BANA7052 Fall 2025 Homework 3
Eli Bales Kazuhide Watanabe
November 11, 2025
Tools & Packages
# Load the dataset and packages
library(dplyr)
library(ggplot2)
library(kableExtra)
library(patchwork)
Problem 1
Alumni Donation Data (Multiple Linear Regression). Continuing with the alumni donation data, fit a multiple linear regression model to the data, where the alumni giving rate (alumni_giving_rate) is the response variable (Y), and the percentage of classes with fewer than 20 students (percent_of_classes_under_20) and student/faculty ratio (student_faculty_ratio) as the predictors.
(a) What is your final estimated model?
alumni <- read.csv('/Users/kazuhidewatanabe/Desktop/BANA_7052/alumni.csv')
alumni_fit <- lm(alumni_giving_rate ~ percent_of_classes_under_20 + student_faculty_ratio, data = alumni)
summary_alumni_fit <- summary(alumni_fit)
The estimated multiple linear regression model is:
\[\hat{Y} = 39.6556 + 0.1662X_1 + (-1.7021)X_2\]
(b) What is the predicted alumni giving rate for an observation
with percent_of_classes_under_20 = 50 and student_faculty_ratio =
10?
\[\hat{Y} = 39.6556 + 0.1662(50) + (-1.7021)(10)\] \[\hat{Y} = 30.9446\]
(c) Test the statistical significance of the regression
coefficient using t-tests; use \(\alpha =
0.05\). Obtain the t-statistics and p-values, interpret the
results, make a conclusion (i.e.reject or not reject), and explain why.
Note: please explain what the null hypothesis is.
coef_table_alum <- as.data.frame(summary_alumni_fit$coefficients)
names(coef_table_alum) <- c("Estimate", "Std Error", "t Value", "p Value")
coef_table_alum$`p Value` <- format(coef_table_alum$`p Value`, scientific = TRUE, digits = 2)
coef_table_alum %>%
kbl(
caption = "<span style='font-size:12pt; white-space:nowrap;'>
Table 1: Estimated Coefficients for Model Y<sub>2</sub> ~ X<sub>1</sub> + X<sub>2</sub> (Alumni Data)

(Work instructions):
A - Which R packages does the regression homework load with library()?
B - How would you render this sentence from the regression homework in Spanish: "What is your final estimated model?"
C - Can you extend the regression homework, picking up right after its last line?
These entries are drawn from a separate source.

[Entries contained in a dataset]
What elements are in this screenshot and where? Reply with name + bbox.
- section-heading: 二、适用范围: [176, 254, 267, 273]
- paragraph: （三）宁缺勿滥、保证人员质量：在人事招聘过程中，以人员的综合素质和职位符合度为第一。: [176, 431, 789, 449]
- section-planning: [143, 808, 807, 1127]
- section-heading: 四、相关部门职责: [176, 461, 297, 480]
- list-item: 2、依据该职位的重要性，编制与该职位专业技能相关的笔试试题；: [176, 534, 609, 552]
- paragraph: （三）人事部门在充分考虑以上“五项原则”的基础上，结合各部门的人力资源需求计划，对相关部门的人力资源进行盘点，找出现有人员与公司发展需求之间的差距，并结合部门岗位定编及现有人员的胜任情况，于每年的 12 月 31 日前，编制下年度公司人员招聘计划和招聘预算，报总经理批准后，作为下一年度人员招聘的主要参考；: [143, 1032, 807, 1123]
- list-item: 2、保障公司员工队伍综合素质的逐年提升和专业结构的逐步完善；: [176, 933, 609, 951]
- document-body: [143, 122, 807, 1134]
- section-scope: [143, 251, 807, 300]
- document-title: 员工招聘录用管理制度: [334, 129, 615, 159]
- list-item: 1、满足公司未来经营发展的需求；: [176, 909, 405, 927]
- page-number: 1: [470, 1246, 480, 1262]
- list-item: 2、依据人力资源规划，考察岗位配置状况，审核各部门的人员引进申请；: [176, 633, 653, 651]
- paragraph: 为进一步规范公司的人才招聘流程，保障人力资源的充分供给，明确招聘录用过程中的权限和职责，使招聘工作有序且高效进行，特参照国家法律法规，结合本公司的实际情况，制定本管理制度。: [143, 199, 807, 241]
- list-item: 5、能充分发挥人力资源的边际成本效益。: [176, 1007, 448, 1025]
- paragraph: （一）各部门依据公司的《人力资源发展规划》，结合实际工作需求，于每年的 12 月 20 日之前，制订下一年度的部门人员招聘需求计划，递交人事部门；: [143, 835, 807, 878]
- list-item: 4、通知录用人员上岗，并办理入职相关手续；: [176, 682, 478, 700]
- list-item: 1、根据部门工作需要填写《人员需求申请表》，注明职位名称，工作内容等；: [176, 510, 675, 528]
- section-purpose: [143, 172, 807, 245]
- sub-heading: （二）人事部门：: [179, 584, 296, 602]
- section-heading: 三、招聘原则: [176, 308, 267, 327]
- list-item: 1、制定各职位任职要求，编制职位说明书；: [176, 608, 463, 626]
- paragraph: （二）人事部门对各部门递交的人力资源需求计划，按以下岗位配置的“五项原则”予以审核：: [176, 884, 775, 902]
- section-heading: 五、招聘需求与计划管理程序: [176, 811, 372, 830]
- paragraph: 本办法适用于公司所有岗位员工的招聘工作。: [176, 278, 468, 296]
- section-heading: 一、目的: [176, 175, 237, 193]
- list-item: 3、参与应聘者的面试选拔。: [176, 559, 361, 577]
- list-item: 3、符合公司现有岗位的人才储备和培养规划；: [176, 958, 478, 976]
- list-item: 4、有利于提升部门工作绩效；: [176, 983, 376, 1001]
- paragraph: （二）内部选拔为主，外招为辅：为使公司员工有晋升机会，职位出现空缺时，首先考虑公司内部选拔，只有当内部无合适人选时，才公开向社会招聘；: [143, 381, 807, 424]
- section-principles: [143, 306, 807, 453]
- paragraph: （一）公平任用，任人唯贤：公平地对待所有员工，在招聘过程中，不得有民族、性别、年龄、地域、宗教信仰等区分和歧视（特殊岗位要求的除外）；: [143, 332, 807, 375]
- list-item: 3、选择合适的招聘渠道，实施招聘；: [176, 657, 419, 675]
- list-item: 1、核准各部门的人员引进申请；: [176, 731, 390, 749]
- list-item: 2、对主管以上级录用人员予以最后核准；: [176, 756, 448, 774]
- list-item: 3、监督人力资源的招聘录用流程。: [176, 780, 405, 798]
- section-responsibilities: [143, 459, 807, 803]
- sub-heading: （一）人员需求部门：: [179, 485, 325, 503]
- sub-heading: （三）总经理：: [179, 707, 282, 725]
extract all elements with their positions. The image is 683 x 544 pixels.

==

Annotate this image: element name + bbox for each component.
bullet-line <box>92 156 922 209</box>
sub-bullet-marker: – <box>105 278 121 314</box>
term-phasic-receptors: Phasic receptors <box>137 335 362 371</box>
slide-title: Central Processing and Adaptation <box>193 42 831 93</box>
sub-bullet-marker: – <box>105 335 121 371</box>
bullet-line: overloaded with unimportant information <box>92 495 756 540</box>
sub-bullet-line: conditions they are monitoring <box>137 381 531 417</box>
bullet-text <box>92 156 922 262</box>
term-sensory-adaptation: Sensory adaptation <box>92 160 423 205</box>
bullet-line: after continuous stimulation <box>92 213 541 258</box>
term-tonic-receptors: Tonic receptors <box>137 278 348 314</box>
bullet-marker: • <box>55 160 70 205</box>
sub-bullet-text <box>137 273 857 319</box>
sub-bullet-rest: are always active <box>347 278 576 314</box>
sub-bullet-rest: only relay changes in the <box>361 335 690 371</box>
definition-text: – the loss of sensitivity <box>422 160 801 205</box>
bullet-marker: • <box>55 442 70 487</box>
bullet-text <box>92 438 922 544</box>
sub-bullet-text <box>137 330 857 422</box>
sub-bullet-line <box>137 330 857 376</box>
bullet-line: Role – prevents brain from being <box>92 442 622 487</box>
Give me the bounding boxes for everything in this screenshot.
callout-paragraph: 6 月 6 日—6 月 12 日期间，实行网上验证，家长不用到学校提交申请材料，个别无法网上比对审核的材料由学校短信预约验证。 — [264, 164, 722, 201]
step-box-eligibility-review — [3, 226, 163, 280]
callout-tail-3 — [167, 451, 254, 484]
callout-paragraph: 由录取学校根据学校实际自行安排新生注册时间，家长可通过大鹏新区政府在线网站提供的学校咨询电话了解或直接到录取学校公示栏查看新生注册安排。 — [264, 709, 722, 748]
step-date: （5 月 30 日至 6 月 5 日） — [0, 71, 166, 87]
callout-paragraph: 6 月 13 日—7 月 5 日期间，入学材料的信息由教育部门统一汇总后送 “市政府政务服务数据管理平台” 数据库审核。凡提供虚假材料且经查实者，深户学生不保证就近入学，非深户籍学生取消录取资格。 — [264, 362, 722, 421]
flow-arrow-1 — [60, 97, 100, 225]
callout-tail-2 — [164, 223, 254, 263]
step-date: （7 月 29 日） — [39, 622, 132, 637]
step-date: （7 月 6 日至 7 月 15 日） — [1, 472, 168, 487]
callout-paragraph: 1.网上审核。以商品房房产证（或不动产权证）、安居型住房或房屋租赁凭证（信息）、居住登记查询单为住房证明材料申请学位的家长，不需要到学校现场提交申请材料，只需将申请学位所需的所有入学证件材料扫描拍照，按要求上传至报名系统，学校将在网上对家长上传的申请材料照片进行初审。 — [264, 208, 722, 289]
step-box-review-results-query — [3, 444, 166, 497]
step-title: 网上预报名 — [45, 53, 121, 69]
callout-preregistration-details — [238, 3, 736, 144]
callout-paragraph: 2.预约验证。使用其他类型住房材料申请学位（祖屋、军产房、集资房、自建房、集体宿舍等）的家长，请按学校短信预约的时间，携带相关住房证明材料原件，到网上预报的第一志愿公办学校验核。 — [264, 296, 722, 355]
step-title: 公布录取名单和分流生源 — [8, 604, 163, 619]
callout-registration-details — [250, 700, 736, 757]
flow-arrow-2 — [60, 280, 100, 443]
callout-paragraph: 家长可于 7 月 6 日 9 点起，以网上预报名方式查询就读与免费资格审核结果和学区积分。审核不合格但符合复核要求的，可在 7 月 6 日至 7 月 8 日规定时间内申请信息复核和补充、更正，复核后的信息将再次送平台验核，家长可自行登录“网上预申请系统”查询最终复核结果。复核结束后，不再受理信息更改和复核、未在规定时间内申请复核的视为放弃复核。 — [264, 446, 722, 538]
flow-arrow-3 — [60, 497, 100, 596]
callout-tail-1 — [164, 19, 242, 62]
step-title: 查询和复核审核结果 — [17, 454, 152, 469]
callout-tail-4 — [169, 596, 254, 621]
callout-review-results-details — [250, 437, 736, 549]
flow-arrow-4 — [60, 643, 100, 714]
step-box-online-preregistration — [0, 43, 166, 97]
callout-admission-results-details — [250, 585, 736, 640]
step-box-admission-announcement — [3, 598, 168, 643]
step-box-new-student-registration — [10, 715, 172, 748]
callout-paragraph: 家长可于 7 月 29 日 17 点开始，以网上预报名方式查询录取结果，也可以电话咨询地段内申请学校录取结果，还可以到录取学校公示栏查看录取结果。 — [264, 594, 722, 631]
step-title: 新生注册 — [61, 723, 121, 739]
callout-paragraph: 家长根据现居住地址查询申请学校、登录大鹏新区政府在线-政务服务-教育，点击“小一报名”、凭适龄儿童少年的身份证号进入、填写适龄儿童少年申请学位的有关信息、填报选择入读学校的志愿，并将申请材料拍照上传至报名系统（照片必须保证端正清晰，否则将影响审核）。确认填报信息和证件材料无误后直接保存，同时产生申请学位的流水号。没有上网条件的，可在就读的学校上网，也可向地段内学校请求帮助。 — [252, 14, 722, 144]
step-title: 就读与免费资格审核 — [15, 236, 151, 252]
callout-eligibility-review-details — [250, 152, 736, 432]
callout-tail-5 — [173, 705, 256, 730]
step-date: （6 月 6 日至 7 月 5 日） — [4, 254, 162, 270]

(Answers for this exercise):
A - dplyr, ggplot2, kableExtra, patchwork

B - ¿Cuál es tu modelo estimado final?

C -
</span>",
align = "c",
digits = 3
) %>%
kable_classic(full_width = F, html_font = "Cambria") %>%
column_spec(2, width = "3cm") %>%
column_spec(3, width = "3cm") %>%
column_spec(4, width = "3cm") %>%
column_spec(5, width = "3cm")
| Estimate | Std Error | t Value | p Value | |
|---|---|---|---|---|
| (Intercept) | 39.656 | 13.508 | 2.936 | 5.2e-03 |
| percent_of_classes_under_20 | 0.166 | 0.163 | 1.022 | 3.1e-01 |
| student_faculty_ratio | -1.702 | 0.442 | -3.850 | 3.7e-04 |
The \(X_1\) and \(X_2\) coefficient of this equation differ in significance as the p-value for:
\[ X_1: 0.31 > 0.05 \] \[ X_2: 0.00037 < 0.05 \]
For each coefficient \((\beta_i)\), the hypotheses are defined as:
\[ H_0: \beta_1 +\beta_2 = 0 \quad \text{vs.} \quad H_1: \text{At least one } \beta_j \neq 0 \]
\(H_0\): Neither the percentage of small classes nor the student-faculty ratio has any linear relationship with alumni giving rate.
(a) \(X_1\)
\[ t = 1.022, \quad p = 0.31 \]
Don’t reject \(H_0\) → \(X_1\) is not a significant predictor of \(Y\).
This means small class size percentage is not a significant predictor of alumni giving rate in this model, after controlling for student–faculty ratio.
(b) \(X_2\)
\[ t = -3.850, \quad p = 0.00037 \]
Reject \(H_0\) → \(X_2\) is a significant negative predictor of \(Y\).
This indicates a significant negative relationship: as the student–faculty ratio increases (larger classes per teacher), the alumni giving rate tends to decrease.
Conclusion:
The model suggests that student–faculty ratio is a key factor influencing alumni donations, while percent of small classes does not show a significant independent effect.
(d) What is the F statistic? Is it significant? Clearly write
out the null hypothesis, F-statistic, and p-value and interpret the test
results.
f_table <- data.frame(
Statistic = "F",
`F_Value` = 28.79,
`Numerator df` = 2,
`Denominator df` = 45,
`p Value` = "8.866e-09"
)
f_table %>%
kbl(
caption = "<span style='font-size:12pt; white-space:nowrap;'>
Table 2: F-Statistics for Model Y<sub>2</sub> ~ X<sub>1</sub> + X<sub>2</sub> (Alumni Data)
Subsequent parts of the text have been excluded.